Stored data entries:
--- Begin ---

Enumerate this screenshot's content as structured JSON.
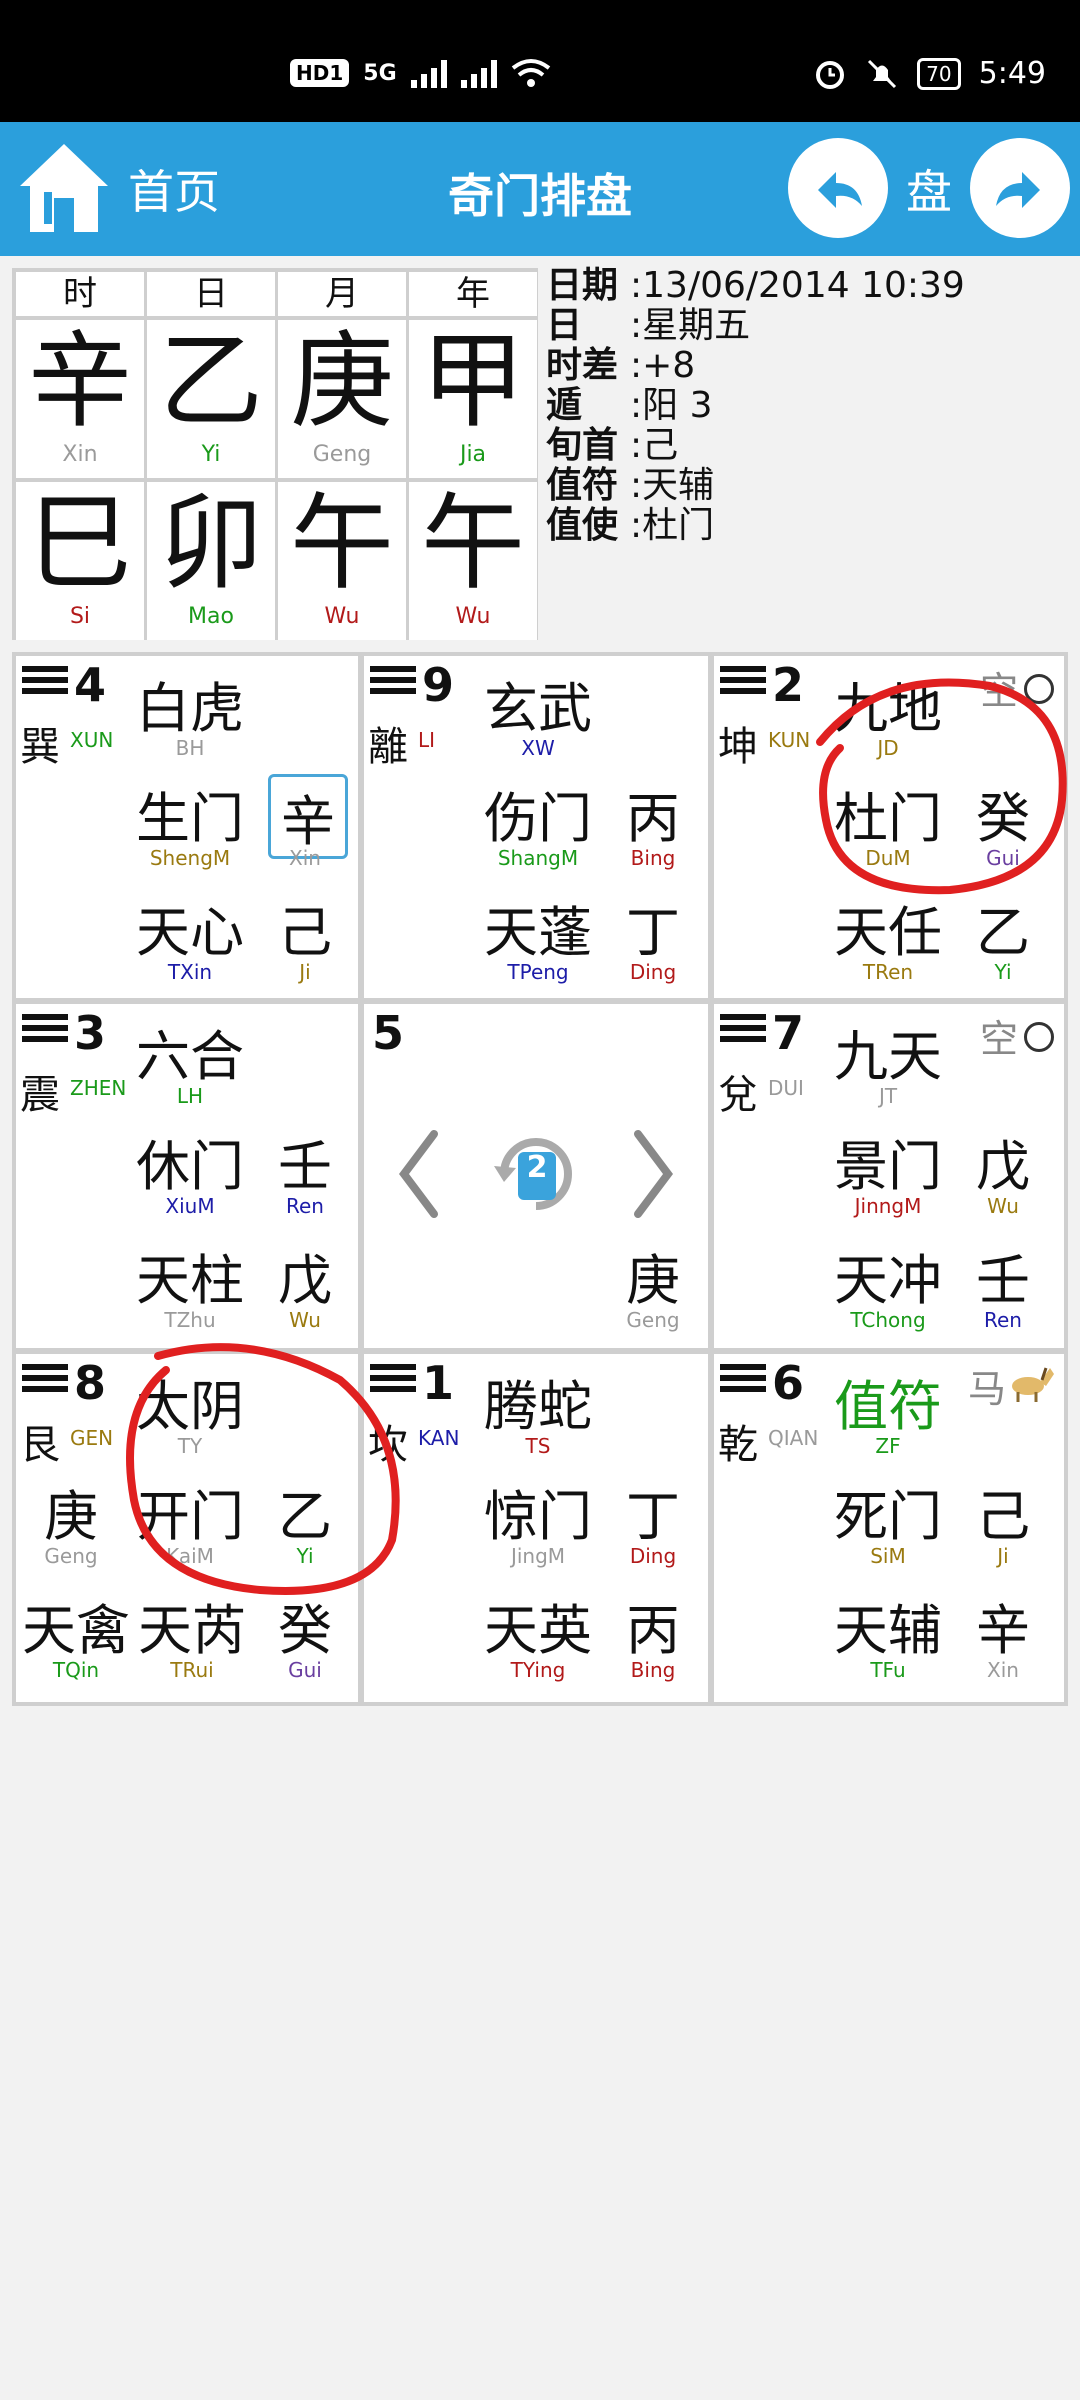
{
  "status_bar": {
    "hd": "HD",
    "sim": "1",
    "net": "5G",
    "battery": "70",
    "time": "5:49"
  },
  "header": {
    "home_label": "首页",
    "title": "奇门排盘",
    "pan_label": "盘"
  },
  "pillars": [
    {
      "header": "时",
      "stem": "辛",
      "stem_py": "Xin",
      "stem_color": "gray",
      "branch": "巳",
      "branch_py": "Si",
      "branch_color": "red"
    },
    {
      "header": "日",
      "stem": "乙",
      "stem_py": "Yi",
      "stem_color": "green",
      "branch": "卯",
      "branch_py": "Mao",
      "branch_color": "green"
    },
    {
      "header": "月",
      "stem": "庚",
      "stem_py": "Geng",
      "stem_color": "gray",
      "branch": "午",
      "branch_py": "Wu",
      "branch_color": "red"
    },
    {
      "header": "年",
      "stem": "甲",
      "stem_py": "Jia",
      "stem_color": "green",
      "branch": "午",
      "branch_py": "Wu",
      "branch_color": "red"
    }
  ],
  "info": [
    {
      "k": "日期",
      "v": ":13/06/2014 10:39"
    },
    {
      "k": "日",
      "v": ":星期五"
    },
    {
      "k": "时差",
      "v": ":+8"
    },
    {
      "k": "遁",
      "v": ":阳 3"
    },
    {
      "k": "旬首",
      "v": ":己"
    },
    {
      "k": "值符",
      "v": ":天辅"
    },
    {
      "k": "值使",
      "v": ":杜门"
    }
  ],
  "palaces": {
    "xun": {
      "num": "4",
      "name": "巽",
      "name_py": "XUN",
      "god": "白虎",
      "god_py": "BH",
      "door": "生门",
      "door_py": "ShengM",
      "door_stem": "辛",
      "door_stem_py": "Xin",
      "star": "天心",
      "star_py": "TXin",
      "star_stem": "己",
      "star_stem_py": "Ji"
    },
    "li": {
      "num": "9",
      "name": "離",
      "name_py": "LI",
      "god": "玄武",
      "god_py": "XW",
      "door": "伤门",
      "door_py": "ShangM",
      "door_stem": "丙",
      "door_stem_py": "Bing",
      "star": "天蓬",
      "star_py": "TPeng",
      "star_stem": "丁",
      "star_stem_py": "Ding"
    },
    "kun": {
      "num": "2",
      "name": "坤",
      "name_py": "KUN",
      "kong": "空",
      "god": "九地",
      "god_py": "JD",
      "door": "杜门",
      "door_py": "DuM",
      "door_stem": "癸",
      "door_stem_py": "Gui",
      "star": "天任",
      "star_py": "TRen",
      "star_stem": "乙",
      "star_stem_py": "Yi"
    },
    "zhen": {
      "num": "3",
      "name": "震",
      "name_py": "ZHEN",
      "god": "六合",
      "god_py": "LH",
      "door": "休门",
      "door_py": "XiuM",
      "door_stem": "壬",
      "door_stem_py": "Ren",
      "star": "天柱",
      "star_py": "TZhu",
      "star_stem": "戊",
      "star_stem_py": "Wu"
    },
    "center": {
      "num": "5",
      "page": "2",
      "stem": "庚",
      "stem_py": "Geng"
    },
    "dui": {
      "num": "7",
      "name": "兌",
      "name_py": "DUI",
      "kong": "空",
      "god": "九天",
      "god_py": "JT",
      "door": "景门",
      "door_py": "JinngM",
      "door_stem": "戊",
      "door_stem_py": "Wu",
      "star": "天冲",
      "star_py": "TChong",
      "star_stem": "壬",
      "star_stem_py": "Ren"
    },
    "gen": {
      "num": "8",
      "name": "艮",
      "name_py": "GEN",
      "god": "太阴",
      "god_py": "TY",
      "left_stem": "庚",
      "left_stem_py": "Geng",
      "door": "开门",
      "door_py": "KaiM",
      "door_stem": "乙",
      "door_stem_py": "Yi",
      "star": "天禽",
      "star_py": "TQin",
      "star2": "天芮",
      "star2_py": "TRui",
      "star_stem": "癸",
      "star_stem_py": "Gui"
    },
    "kan": {
      "num": "1",
      "name": "坎",
      "name_py": "KAN",
      "god": "腾蛇",
      "god_py": "TS",
      "door": "惊门",
      "door_py": "JingM",
      "door_stem": "丁",
      "door_stem_py": "Ding",
      "star": "天英",
      "star_py": "TYing",
      "star_stem": "丙",
      "star_stem_py": "Bing"
    },
    "qian": {
      "num": "6",
      "name": "乾",
      "name_py": "QIAN",
      "ma": "马",
      "god": "值符",
      "god_py": "ZF",
      "door": "死门",
      "door_py": "SiM",
      "door_stem": "己",
      "door_stem_py": "Ji",
      "star": "天辅",
      "star_py": "TFu",
      "star_stem": "辛",
      "star_stem_py": "Xin"
    }
  },
  "colors": {
    "header": "#2b9fdc",
    "annotation": "#e02020"
  }
}
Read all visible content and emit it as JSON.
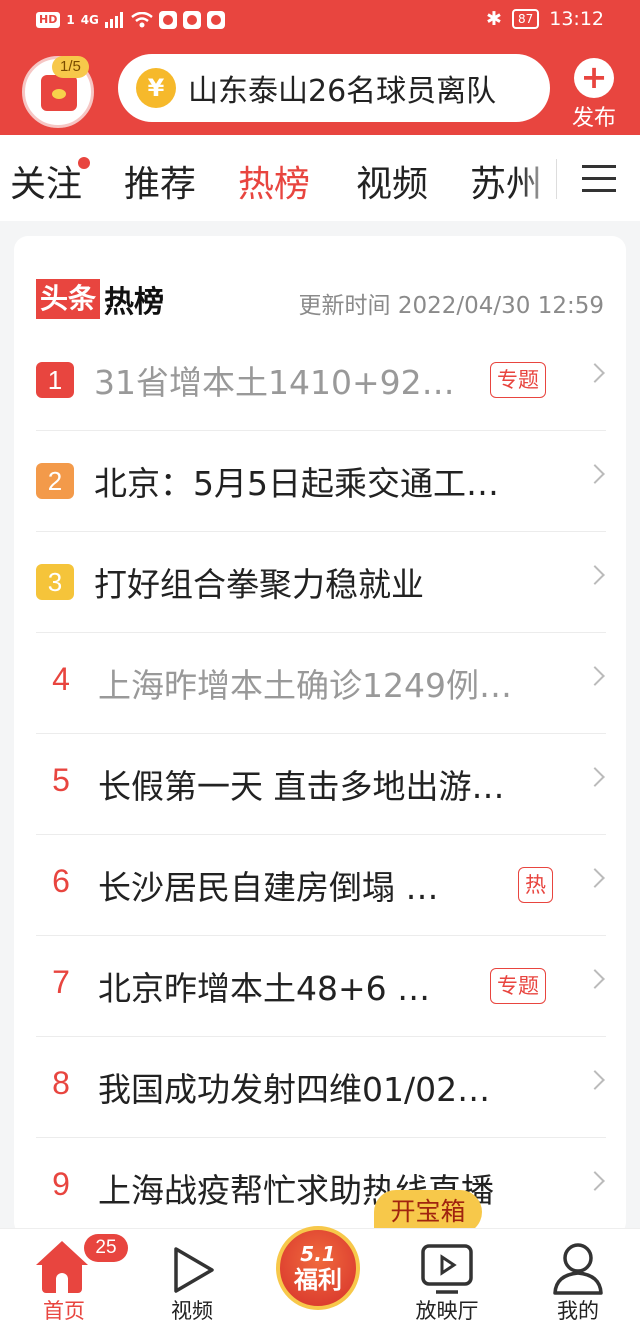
{
  "status_bar": {
    "network_labels": [
      "HD",
      "1",
      "4G"
    ],
    "battery": "87",
    "time": "13:12"
  },
  "header": {
    "counter": "1/5",
    "search_coin": "¥",
    "search_text": "山东泰山26名球员离队",
    "publish_label": "发布"
  },
  "tabs": [
    {
      "label": "关注",
      "has_dot": true
    },
    {
      "label": "推荐"
    },
    {
      "label": "热榜",
      "active": true
    },
    {
      "label": "视频"
    },
    {
      "label": "苏州"
    }
  ],
  "hot_list": {
    "brand_part1": "头条",
    "brand_part2": "热榜",
    "updated": "更新时间 2022/04/30 12:59",
    "items": [
      {
        "rank": "1",
        "title": "31省增本土1410+92…",
        "tag": "专题",
        "rank_color": "#e8453f"
      },
      {
        "rank": "2",
        "title": "北京：5月5日起乘交通工…",
        "rank_color": "#f39a4a"
      },
      {
        "rank": "3",
        "title": "打好组合拳聚力稳就业",
        "rank_color": "#f5c43a"
      },
      {
        "rank": "4",
        "title": "上海昨增本土确诊1249例…"
      },
      {
        "rank": "5",
        "title": "长假第一天 直击多地出游…"
      },
      {
        "rank": "6",
        "title": "长沙居民自建房倒塌 …",
        "tag": "热"
      },
      {
        "rank": "7",
        "title": "北京昨增本土48+6 …",
        "tag": "专题"
      },
      {
        "rank": "8",
        "title": "我国成功发射四维01/02…"
      },
      {
        "rank": "9",
        "title": "上海战疫帮忙求助热线直播"
      }
    ]
  },
  "treasure": "开宝箱",
  "bottom_nav": {
    "home": "首页",
    "home_badge": "25",
    "video": "视频",
    "welfare_line1": "5.1",
    "welfare_line2": "福利",
    "theater": "放映厅",
    "me": "我的"
  },
  "colors": {
    "accent": "#e8453f",
    "gold": "#f7c84a"
  }
}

--- End ---

WHAT YOU ARE ASKED TO DO:
Repeat all the records above exactly, leaving out any pictures.

TASK OUTPUT:
Enumerate this screenshot's content as structured JSON.
{
  "status_bar": {
    "hd": "HD",
    "sim": "1",
    "net": "5G",
    "battery": "70",
    "time": "5:49"
  },
  "header": {
    "home_label": "首页",
    "title": "奇门排盘",
    "pan_label": "盘"
  },
  "pillars": [
    {
      "header": "时",
      "stem": "辛",
      "stem_py": "Xin",
      "stem_color": "gray",
      "branch": "巳",
      "branch_py": "Si",
      "branch_color": "red"
    },
    {
      "header": "日",
      "stem": "乙",
      "stem_py": "Yi",
      "stem_color": "green",
      "branch": "卯",
      "branch_py": "Mao",
      "branch_color": "green"
    },
    {
      "header": "月",
      "stem": "庚",
      "stem_py": "Geng",
      "stem_color": "gray",
      "branch": "午",
      "branch_py": "Wu",
      "branch_color": "red"
    },
    {
      "header": "年",
      "stem": "甲",
      "stem_py": "Jia",
      "stem_color": "green",
      "branch": "午",
      "branch_py": "Wu",
      "branch_color": "red"
    }
  ],
  "info": [
    {
      "k": "日期",
      "v": ":13/06/2014 10:39"
    },
    {
      "k": "日",
      "v": ":星期五"
    },
    {
      "k": "时差",
      "v": ":+8"
    },
    {
      "k": "遁",
      "v": ":阳 3"
    },
    {
      "k": "旬首",
      "v": ":己"
    },
    {
      "k": "值符",
      "v": ":天辅"
    },
    {
      "k": "值使",
      "v": ":杜门"
    }
  ],
  "palaces": {
    "xun": {
      "num": "4",
      "name": "巽",
      "name_py": "XUN",
      "god": "白虎",
      "god_py": "BH",
      "door": "生门",
      "door_py": "ShengM",
      "door_stem": "辛",
      "door_stem_py": "Xin",
      "star": "天心",
      "star_py": "TXin",
      "star_stem": "己",
      "star_stem_py": "Ji"
    },
    "li": {
      "num": "9",
      "name": "離",
      "name_py": "LI",
      "god": "玄武",
      "god_py": "XW",
      "door": "伤门",
      "door_py": "ShangM",
      "door_stem": "丙",
      "door_stem_py": "Bing",
      "star": "天蓬",
      "star_py": "TPeng",
      "star_stem": "丁",
      "star_stem_py": "Ding"
    },
    "kun": {
      "num": "2",
      "name": "坤",
      "name_py": "KUN",
      "kong": "空",
      "god": "九地",
      "god_py": "JD",
      "door": "杜门",
      "door_py": "DuM",
      "door_stem": "癸",
      "door_stem_py": "Gui",
      "star": "天任",
      "star_py": "TRen",
      "star_stem": "乙",
      "star_stem_py": "Yi"
    },
    "zhen": {
      "num": "3",
      "name": "震",
      "name_py": "ZHEN",
      "god": "六合",
      "god_py": "LH",
      "door": "休门",
      "door_py": "XiuM",
      "door_stem": "壬",
      "door_stem_py": "Ren",
      "star": "天柱",
      "star_py": "TZhu",
      "star_stem": "戊",
      "star_stem_py": "Wu"
    },
    "center": {
      "num": "5",
      "page": "2",
      "stem": "庚",
      "stem_py": "Geng"
    },
    "dui": {
      "num": "7",
      "name": "兌",
      "name_py": "DUI",
      "kong": "空",
      "god": "九天",
      "god_py": "JT",
      "door": "景门",
      "door_py": "JinngM",
      "door_stem": "戊",
      "door_stem_py": "Wu",
      "star": "天冲",
      "star_py": "TChong",
      "star_stem": "壬",
      "star_stem_py": "Ren"
    },
    "gen": {
      "num": "8",
      "name": "艮",
      "name_py": "GEN",
      "god": "太阴",
      "god_py": "TY",
      "left_stem": "庚",
      "left_stem_py": "Geng",
      "door": "开门",
      "door_py": "KaiM",
      "door_stem": "乙",
      "door_stem_py": "Yi",
      "star": "天禽",
      "star_py": "TQin",
      "star2": "天芮",
      "star2_py": "TRui",
      "star_stem": "癸",
      "star_stem_py": "Gui"
    },
    "kan": {
      "num": "1",
      "name": "坎",
      "name_py": "KAN",
      "god": "腾蛇",
      "god_py": "TS",
      "door": "惊门",
      "door_py": "JingM",
      "door_stem": "丁",
      "door_stem_py": "Ding",
      "star": "天英",
      "star_py": "TYing",
      "star_stem": "丙",
      "star_stem_py": "Bing"
    },
    "qian": {
      "num": "6",
      "name": "乾",
      "name_py": "QIAN",
      "ma": "马",
      "god": "值符",
      "god_py": "ZF",
      "door": "死门",
      "door_py": "SiM",
      "door_stem": "己",
      "door_stem_py": "Ji",
      "star": "天辅",
      "star_py": "TFu",
      "star_stem": "辛",
      "star_stem_py": "Xin"
    }
  },
  "colors": {
    "header": "#2b9fdc",
    "annotation": "#e02020"
  }
}
Read all visible content and emit it as JSON.
{
  "status_bar": {
    "network_labels": [
      "HD",
      "1",
      "4G"
    ],
    "battery": "87",
    "time": "13:12"
  },
  "header": {
    "counter": "1/5",
    "search_coin": "¥",
    "search_text": "山东泰山26名球员离队",
    "publish_label": "发布"
  },
  "tabs": [
    {
      "label": "关注",
      "has_dot": true
    },
    {
      "label": "推荐"
    },
    {
      "label": "热榜",
      "active": true
    },
    {
      "label": "视频"
    },
    {
      "label": "苏州"
    }
  ],
  "hot_list": {
    "brand_part1": "头条",
    "brand_part2": "热榜",
    "updated": "更新时间 2022/04/30 12:59",
    "items": [
      {
        "rank": "1",
        "title": "31省增本土1410+92…",
        "tag": "专题",
        "rank_color": "#e8453f"
      },
      {
        "rank": "2",
        "title": "北京：5月5日起乘交通工…",
        "rank_color": "#f39a4a"
      },
      {
        "rank": "3",
        "title": "打好组合拳聚力稳就业",
        "rank_color": "#f5c43a"
      },
      {
        "rank": "4",
        "title": "上海昨增本土确诊1249例…"
      },
      {
        "rank": "5",
        "title": "长假第一天 直击多地出游…"
      },
      {
        "rank": "6",
        "title": "长沙居民自建房倒塌 …",
        "tag": "热"
      },
      {
        "rank": "7",
        "title": "北京昨增本土48+6 …",
        "tag": "专题"
      },
      {
        "rank": "8",
        "title": "我国成功发射四维01/02…"
      },
      {
        "rank": "9",
        "title": "上海战疫帮忙求助热线直播"
      }
    ]
  },
  "treasure": "开宝箱",
  "bottom_nav": {
    "home": "首页",
    "home_badge": "25",
    "video": "视频",
    "welfare_line1": "5.1",
    "welfare_line2": "福利",
    "theater": "放映厅",
    "me": "我的"
  },
  "colors": {
    "accent": "#e8453f",
    "gold": "#f7c84a"
  }
}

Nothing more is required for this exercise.